**THE PROBLEM**
In the Rust memory article, please identify which compiler component makes sure code follows ownership.

**DOCUMENT SECTION**
(begin)
Rust has emerged for the fifth year in a row as the most loved programming language in a developer survey carried out by Stack Overflow. There are various reasons why developers love Rust, one of which is its memory safety guarantee.
Rust guarantees memory safety with a feature called ownership. Ownership works differently from a garbage collector in other languages because it simply consists of a set of rules that the compiler needs to check at compile time. The compiler will not compile if ownership rules are not followed. The borrow checker is a compiler component that ensures your code follows ownership.
For languages that don’t have a garbage collector, you need to explicitly allocate and free memory space. This can quickly become tedious and challenging when it involves large codebases.
Thankfully, memory management is handled by the Rust compiler using the ownership model. A Rust compiler will automatically insert a drop statement to free the memory. It uses the ownership model to decide where to free memory; when the owner goes out of scope, the memory is freed.
fn main(){ { let x =5; // x is dropped here since it goes out of the scope } }
The stack and heap are both memory storage segments that are available for your code to use at runtime. For most programming languages, developers are not typically concerned about how memory allocation goes on the stack and heap. However, because Rust is a system programming language, how values are stored (in the stack or heap) is essential to how the language behaves.
Here’s an example of how memory is stored in a stack: let’s think of a stack of books on a table. These books are arranged in a way that the last book is placed on top of the stack and the first book is at the bottom. Ideally, we wouldn’t want to slide the bottom book out from under the stack, it would be easier to pick a book on top of to read.
This is exactly how memory is stored in the stack; it uses the last in, first out method. Here, it stores values in the order it gets them but removes them in the opposite order. It’s also important to note that all data stored in the stack have a known size at compile time.
Memory allocation in the heap is different from how memory is allocated in the stack. Think of going to buy a shirt for a friend. You don’t know the exact size shirt your friend wears, but seeing him frequently, you think he might be a medium or large. While you aren’t completely sure, you buy the large because he will still be able to physically fit into it, even if he’s a medium. This is how memory allocation in the heap works. When you have a value (your friend) for which you don’t know the exact amount of memory it will require (size of t-shirt), you request for a specific amount of space for the value. The allocator finds a spot in the heap that is big enough and marks that spot as in use. This is an important difference between the stack and the heap: we don’t need to know the exact size of the value being stored in the heap.
There is no organization in the heap as compared to the stack. It is easy to push data into and out of the stack, because everything is organized and follows a specific order. The system understands that when you push a value into the stack it stays on top, and when you need to take out a value from the stack, you are retrieving the last value that was stored.
This is, however, not the case in the heap. Allocating on the heap involves searching for an empty space big enough to match the amount of memory you requested, and returning an address to the location which will be stored in the stack. Retrieving a value from the heap requires you to follow a pointer to the place where the value is stored in the heap.
(end)
(Records of where elements appear on the page)
(begin)
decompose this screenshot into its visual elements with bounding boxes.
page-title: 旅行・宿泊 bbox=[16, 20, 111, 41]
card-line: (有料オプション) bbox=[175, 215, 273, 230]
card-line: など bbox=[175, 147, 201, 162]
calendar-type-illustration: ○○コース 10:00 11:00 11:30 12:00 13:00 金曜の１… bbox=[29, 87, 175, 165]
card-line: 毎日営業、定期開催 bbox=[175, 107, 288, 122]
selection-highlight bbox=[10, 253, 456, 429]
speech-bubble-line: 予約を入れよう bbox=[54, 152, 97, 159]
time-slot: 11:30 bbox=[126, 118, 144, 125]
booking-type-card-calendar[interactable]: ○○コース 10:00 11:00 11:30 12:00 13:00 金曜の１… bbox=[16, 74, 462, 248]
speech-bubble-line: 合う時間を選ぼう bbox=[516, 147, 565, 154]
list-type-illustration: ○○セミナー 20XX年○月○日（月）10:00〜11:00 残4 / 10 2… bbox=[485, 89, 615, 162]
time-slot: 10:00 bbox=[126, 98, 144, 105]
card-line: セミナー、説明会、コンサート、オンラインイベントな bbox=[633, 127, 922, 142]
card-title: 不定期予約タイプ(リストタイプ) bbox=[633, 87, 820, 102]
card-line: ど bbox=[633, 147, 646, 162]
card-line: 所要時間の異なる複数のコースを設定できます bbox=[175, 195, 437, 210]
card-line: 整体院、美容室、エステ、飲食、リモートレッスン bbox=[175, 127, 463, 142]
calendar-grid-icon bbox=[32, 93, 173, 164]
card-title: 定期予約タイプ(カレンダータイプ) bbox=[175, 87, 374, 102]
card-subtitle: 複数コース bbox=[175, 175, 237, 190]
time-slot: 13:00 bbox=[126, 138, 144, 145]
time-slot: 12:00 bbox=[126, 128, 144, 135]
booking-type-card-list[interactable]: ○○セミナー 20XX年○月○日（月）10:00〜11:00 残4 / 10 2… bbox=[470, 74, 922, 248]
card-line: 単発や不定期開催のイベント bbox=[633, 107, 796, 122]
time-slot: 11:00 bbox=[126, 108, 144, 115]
(end)
**THE ANSWER**
The borrow checker.